[Stored entries]
━━━━━━━━━━━━━━━━━━━━━━━━━━━━━━
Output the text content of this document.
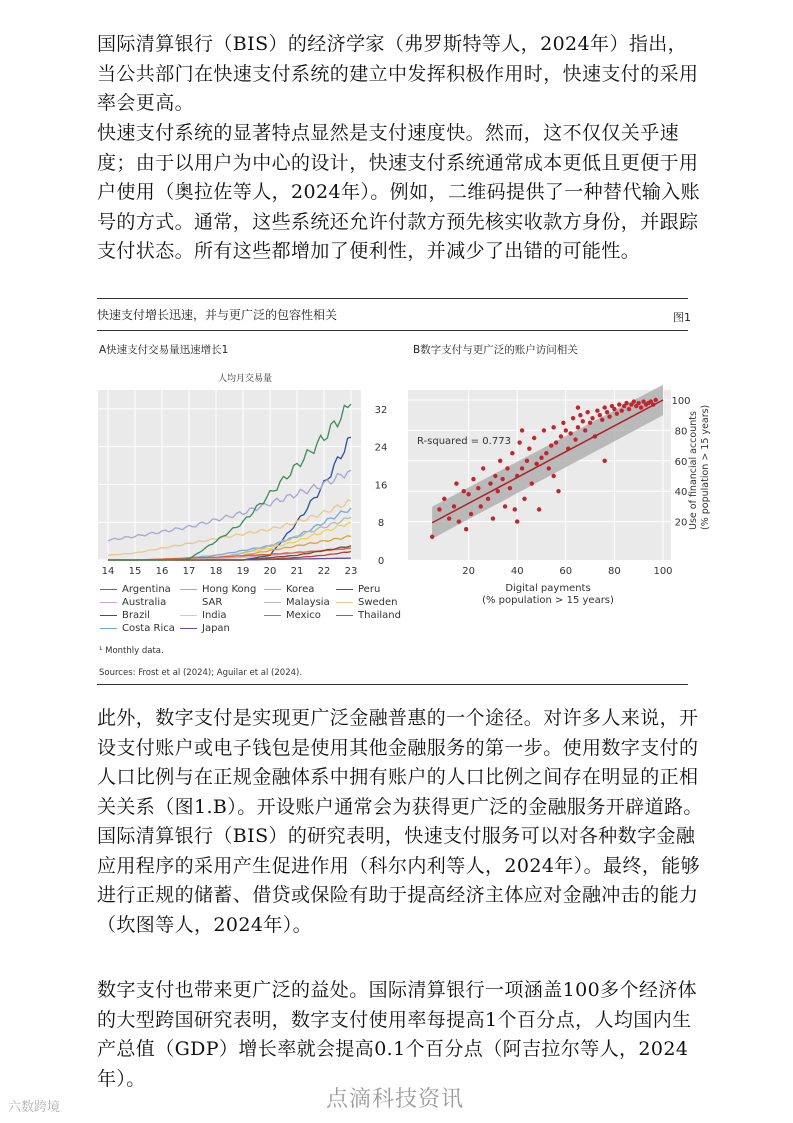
国际清算银行（BIS）的经济学家（弗罗斯特等人，2024年）指出，当公共部门在快速支付系统的建立中发挥积极作用时，快速支付的采用率会更高。

快速支付系统的显著特点显然是支付速度快。然而，这不仅仅关乎速度；由于以用户为中心的设计，快速支付系统通常成本更低且更便于用户使用（奥拉佐等人，2024年）。例如，二维码提供了一种替代输入账号的方式。通常，这些系统还允许付款方预先核实收款方身份，并跟踪支付状态。所有这些都增加了便利性，并减少了出错的可能性。

快速支付增长迅速，并与更广泛的包容性相关	图1
A快速支付交易量迅速增长1	B数字支付与更广泛的账户访问相关
人均月交易量
32
24
16
8
0
14 15 16 17 18 19 20 21 22 23
R-squared = 0.773
20
40
60
80
100
20	40	60	80	100
Digital payments
(% population > 15 years)
Use of financial accounts (% population > 15 years)
Argentina
Australia
Brazil
Costa Rica
Hong Kong
SAR
India
Japan
Korea
Malaysia
Mexico
Peru
Sweden
Thailand
¹ Monthly data.
Sources: Frost et al (2024); Aguilar et al (2024).

此外，数字支付是实现更广泛金融普惠的一个途径。对许多人来说，开设支付账户或电子钱包是使用其他金融服务的第一步。使用数字支付的人口比例与在正规金融体系中拥有账户的人口比例之间存在明显的正相关关系（图1.B）。开设账户通常会为获得更广泛的金融服务开辟道路。国际清算银行（BIS）的研究表明，快速支付服务可以对各种数字金融应用程序的采用产生促进作用（科尔内利等人，2024年）。最终，能够进行正规的储蓄、借贷或保险有助于提高经济主体应对金融冲击的能力（坎图等人，2024年）。

数字支付也带来更广泛的益处。国际清算银行一项涵盖100多个经济体的大型跨国研究表明，数字支付使用率每提高1个百分点，人均国内生产总值（GDP）增长率就会提高0.1个百分点（阿吉拉尔等人，2024年）。

六数跨境	点滴科技资讯
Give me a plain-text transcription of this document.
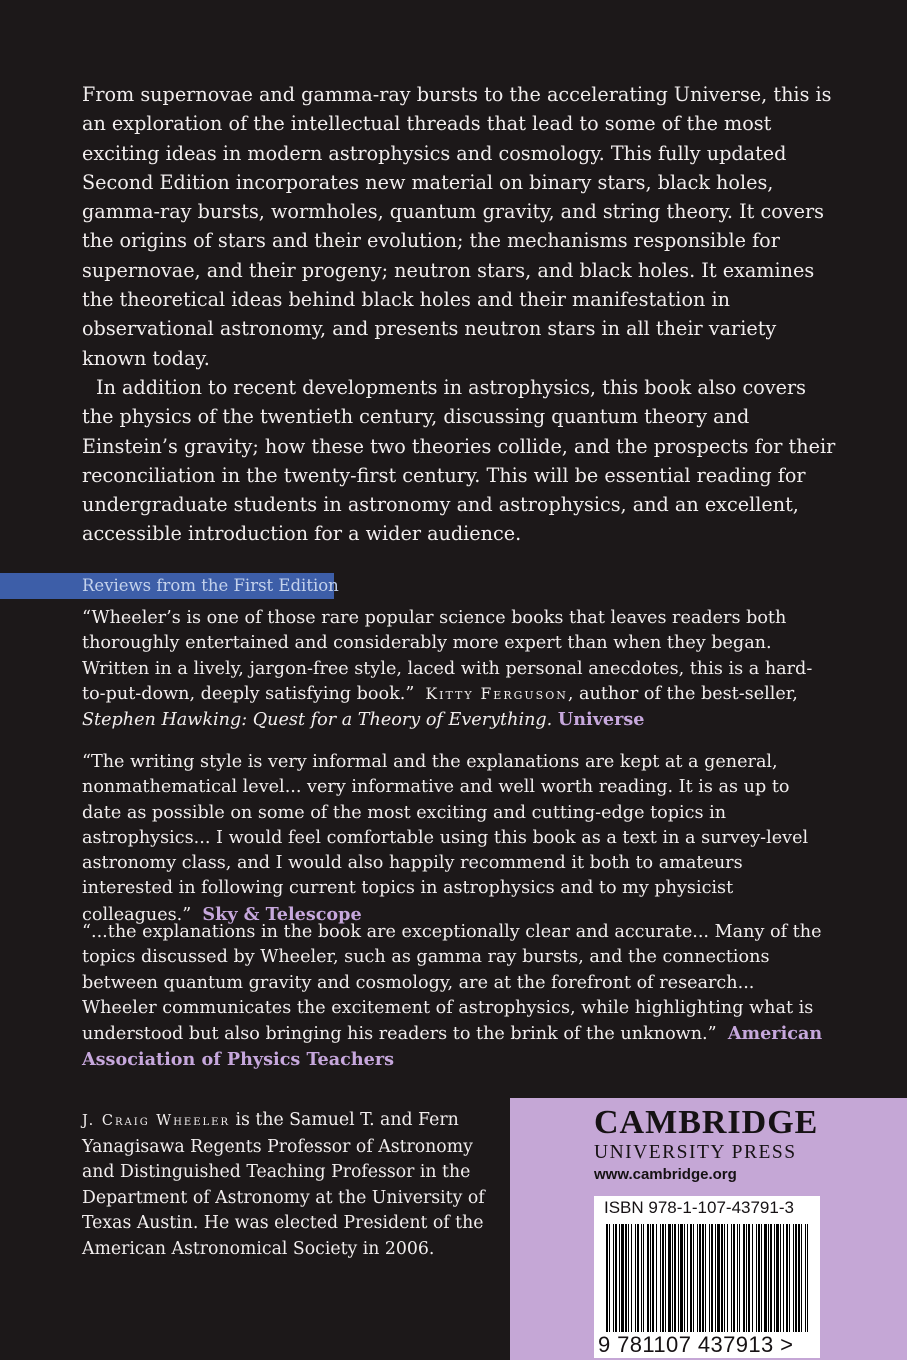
From supernovae and gamma-ray bursts to the accelerating Universe, this is an exploration of the intellectual threads that lead to some of the most exciting ideas in modern astrophysics and cosmology. This fully updated Second Edition incorporates new material on binary stars, black holes, gamma-ray bursts, wormholes, quantum gravity, and string theory. It covers the origins of stars and their evolution; the mechanisms responsible for supernovae, and their progeny; neutron stars, and black holes. It examines the theoretical ideas behind black holes and their manifestation in observational astronomy, and presents neutron stars in all their variety known today.

In addition to recent developments in astrophysics, this book also covers the physics of the twentieth century, discussing quantum theory and Einstein’s gravity; how these two theories collide, and the prospects for their reconciliation in the twenty-first century. This will be essential reading for undergraduate students in astronomy and astrophysics, and an excellent, accessible introduction for a wider audience.

Reviews from the First Edition

“Wheeler’s is one of those rare popular science books that leaves readers both thoroughly entertained and considerably more expert than when they began. Written in a lively, jargon-free style, laced with personal anecdotes, this is a hard-to-put-down, deeply satisfying book.” Kitty Ferguson, author of the best-seller, Stephen Hawking: Quest for a Theory of Everything. Universe

“The writing style is very informal and the explanations are kept at a general, nonmathematical level... very informative and well worth reading. It is as up to date as possible on some of the most exciting and cutting-edge topics in astrophysics... I would feel comfortable using this book as a text in a survey-level astronomy class, and I would also happily recommend it both to amateurs interested in following current topics in astrophysics and to my physicist colleagues.” Sky & Telescope

“...the explanations in the book are exceptionally clear and accurate... Many of the topics discussed by Wheeler, such as gamma ray bursts, and the connections between quantum gravity and cosmology, are at the forefront of research... Wheeler communicates the excitement of astrophysics, while highlighting what is understood but also bringing his readers to the brink of the unknown.” American Association of Physics Teachers

J. Craig Wheeler is the Samuel T. and Fern Yanagisawa Regents Professor of Astronomy and Distinguished Teaching Professor in the Department of Astronomy at the University of Texas Austin. He was elected President of the American Astronomical Society in 2006.

CAMBRIDGE
UNIVERSITY PRESS
www.cambridge.org
ISBN 978-1-107-43791-3
9 781107 437913 >
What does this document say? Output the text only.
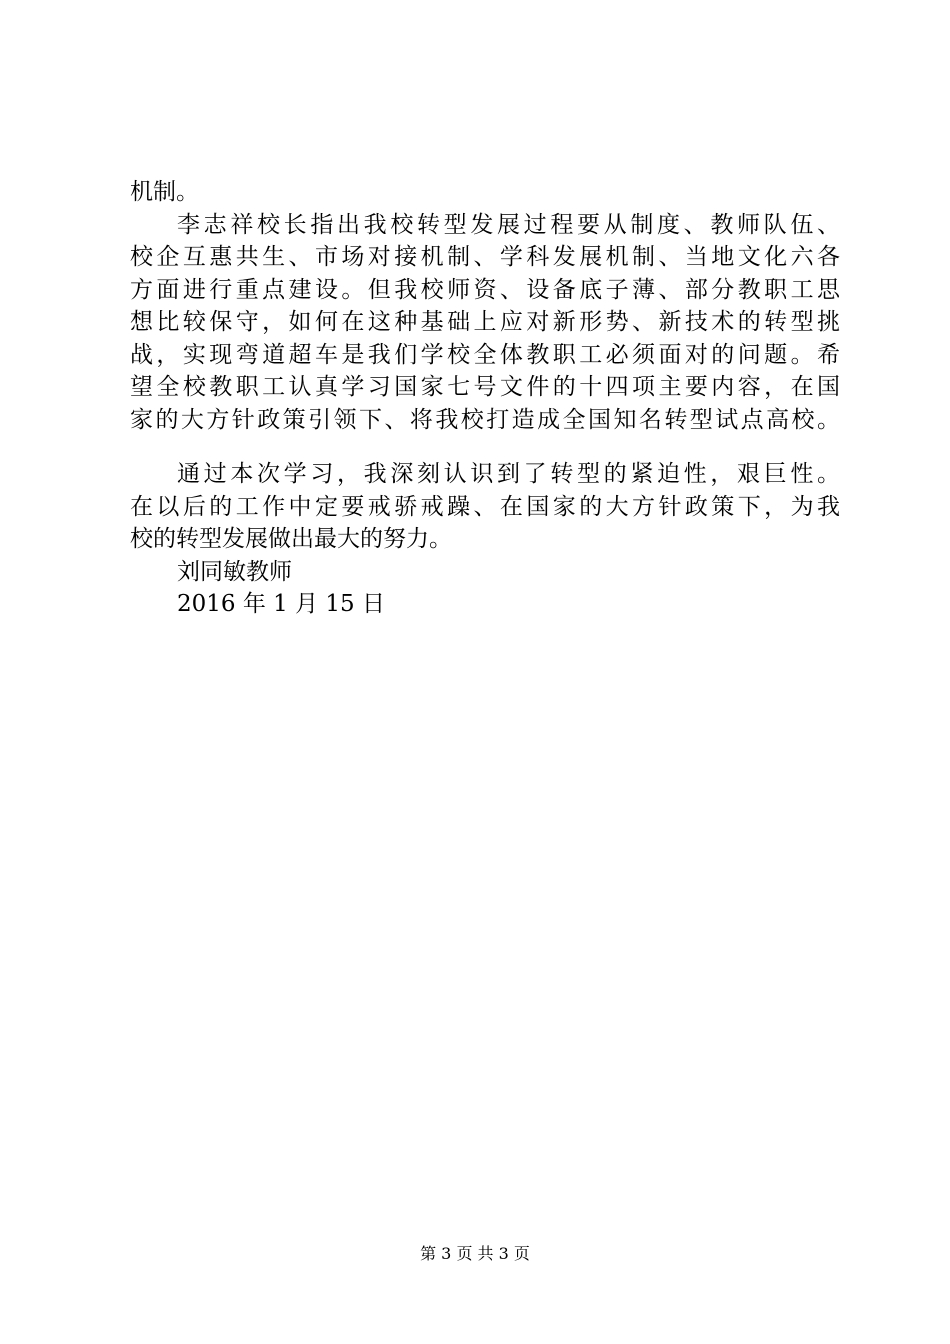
机制。
李志祥校长指出我校转型发展过程要从制度、教师队伍、
校企互惠共生、市场对接机制、学科发展机制、当地文化六各
方面进行重点建设。但我校师资、设备底子薄、部分教职工思
想比较保守，如何在这种基础上应对新形势、新技术的转型挑
战，实现弯道超车是我们学校全体教职工必须面对的问题。希
望全校教职工认真学习国家七号文件的十四项主要内容，在国
家的大方针政策引领下、将我校打造成全国知名转型试点高校。
通过本次学习，我深刻认识到了转型的紧迫性，艰巨性。
在以后的工作中定要戒骄戒躁、在国家的大方针政策下，为我
校的转型发展做出最大的努力。
刘同敏教师
2016 年 1 月 15 日
第 3 页 共 3 页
━━━━━━━━━━━━━━━━━━━━━━━━━━━━━━
Exercise
Do not include images; quote all of the entries above exactly.

Exercise answer
Output the text content of this document.
国际清算银行（BIS）的经济学家（弗罗斯特等人，2024年）指出，当公共部门在快速支付系统的建立中发挥积极作用时，快速支付的采用率会更高。

快速支付系统的显著特点显然是支付速度快。然而，这不仅仅关乎速度；由于以用户为中心的设计，快速支付系统通常成本更低且更便于用户使用（奥拉佐等人，2024年）。例如，二维码提供了一种替代输入账号的方式。通常，这些系统还允许付款方预先核实收款方身份，并跟踪支付状态。所有这些都增加了便利性，并减少了出错的可能性。

快速支付增长迅速，并与更广泛的包容性相关	图1
A快速支付交易量迅速增长1	B数字支付与更广泛的账户访问相关
人均月交易量
32
24
16
8
0
14 15 16 17 18 19 20 21 22 23
R-squared = 0.773
20
40
60
80
100
20	40	60	80	100
Digital payments
(% population > 15 years)
Use of financial accounts (% population > 15 years)
Argentina
Australia
Brazil
Costa Rica
Hong Kong
SAR
India
Japan
Korea
Malaysia
Mexico
Peru
Sweden
Thailand
¹ Monthly data.
Sources: Frost et al (2024); Aguilar et al (2024).

此外，数字支付是实现更广泛金融普惠的一个途径。对许多人来说，开设支付账户或电子钱包是使用其他金融服务的第一步。使用数字支付的人口比例与在正规金融体系中拥有账户的人口比例之间存在明显的正相关关系（图1.B）。开设账户通常会为获得更广泛的金融服务开辟道路。国际清算银行（BIS）的研究表明，快速支付服务可以对各种数字金融应用程序的采用产生促进作用（科尔内利等人，2024年）。最终，能够进行正规的储蓄、借贷或保险有助于提高经济主体应对金融冲击的能力（坎图等人，2024年）。

数字支付也带来更广泛的益处。国际清算银行一项涵盖100多个经济体的大型跨国研究表明，数字支付使用率每提高1个百分点，人均国内生产总值（GDP）增长率就会提高0.1个百分点（阿吉拉尔等人，2024年）。

六数跨境	点滴科技资讯
Give me a plain-text transcription of this document.
From supernovae and gamma-ray bursts to the accelerating Universe, this is an exploration of the intellectual threads that lead to some of the most exciting ideas in modern astrophysics and cosmology. This fully updated Second Edition incorporates new material on binary stars, black holes, gamma-ray bursts, wormholes, quantum gravity, and string theory. It covers the origins of stars and their evolution; the mechanisms responsible for supernovae, and their progeny; neutron stars, and black holes. It examines the theoretical ideas behind black holes and their manifestation in observational astronomy, and presents neutron stars in all their variety known today.

In addition to recent developments in astrophysics, this book also covers the physics of the twentieth century, discussing quantum theory and Einstein’s gravity; how these two theories collide, and the prospects for their reconciliation in the twenty-first century. This will be essential reading for undergraduate students in astronomy and astrophysics, and an excellent, accessible introduction for a wider audience.

Reviews from the First Edition

“Wheeler’s is one of those rare popular science books that leaves readers both thoroughly entertained and considerably more expert than when they began. Written in a lively, jargon-free style, laced with personal anecdotes, this is a hard-to-put-down, deeply satisfying book.” Kitty Ferguson, author of the best-seller, Stephen Hawking: Quest for a Theory of Everything. Universe

“The writing style is very informal and the explanations are kept at a general, nonmathematical level... very informative and well worth reading. It is as up to date as possible on some of the most exciting and cutting-edge topics in astrophysics... I would feel comfortable using this book as a text in a survey-level astronomy class, and I would also happily recommend it both to amateurs interested in following current topics in astrophysics and to my physicist colleagues.” Sky & Telescope

“...the explanations in the book are exceptionally clear and accurate... Many of the topics discussed by Wheeler, such as gamma ray bursts, and the connections between quantum gravity and cosmology, are at the forefront of research... Wheeler communicates the excitement of astrophysics, while highlighting what is understood but also bringing his readers to the brink of the unknown.” American Association of Physics Teachers

J. Craig Wheeler is the Samuel T. and Fern Yanagisawa Regents Professor of Astronomy and Distinguished Teaching Professor in the Department of Astronomy at the University of Texas Austin. He was elected President of the American Astronomical Society in 2006.

CAMBRIDGE
UNIVERSITY PRESS
www.cambridge.org
ISBN 978-1-107-43791-3
9 781107 437913 >
What does this document say? Output the text only.
机制。
李志祥校长指出我校转型发展过程要从制度、教师队伍、
校企互惠共生、市场对接机制、学科发展机制、当地文化六各
方面进行重点建设。但我校师资、设备底子薄、部分教职工思
想比较保守，如何在这种基础上应对新形势、新技术的转型挑
战，实现弯道超车是我们学校全体教职工必须面对的问题。希
望全校教职工认真学习国家七号文件的十四项主要内容，在国
家的大方针政策引领下、将我校打造成全国知名转型试点高校。
通过本次学习，我深刻认识到了转型的紧迫性，艰巨性。
在以后的工作中定要戒骄戒躁、在国家的大方针政策下，为我
校的转型发展做出最大的努力。
刘同敏教师
2016 年 1 月 15 日
第 3 页 共 3 页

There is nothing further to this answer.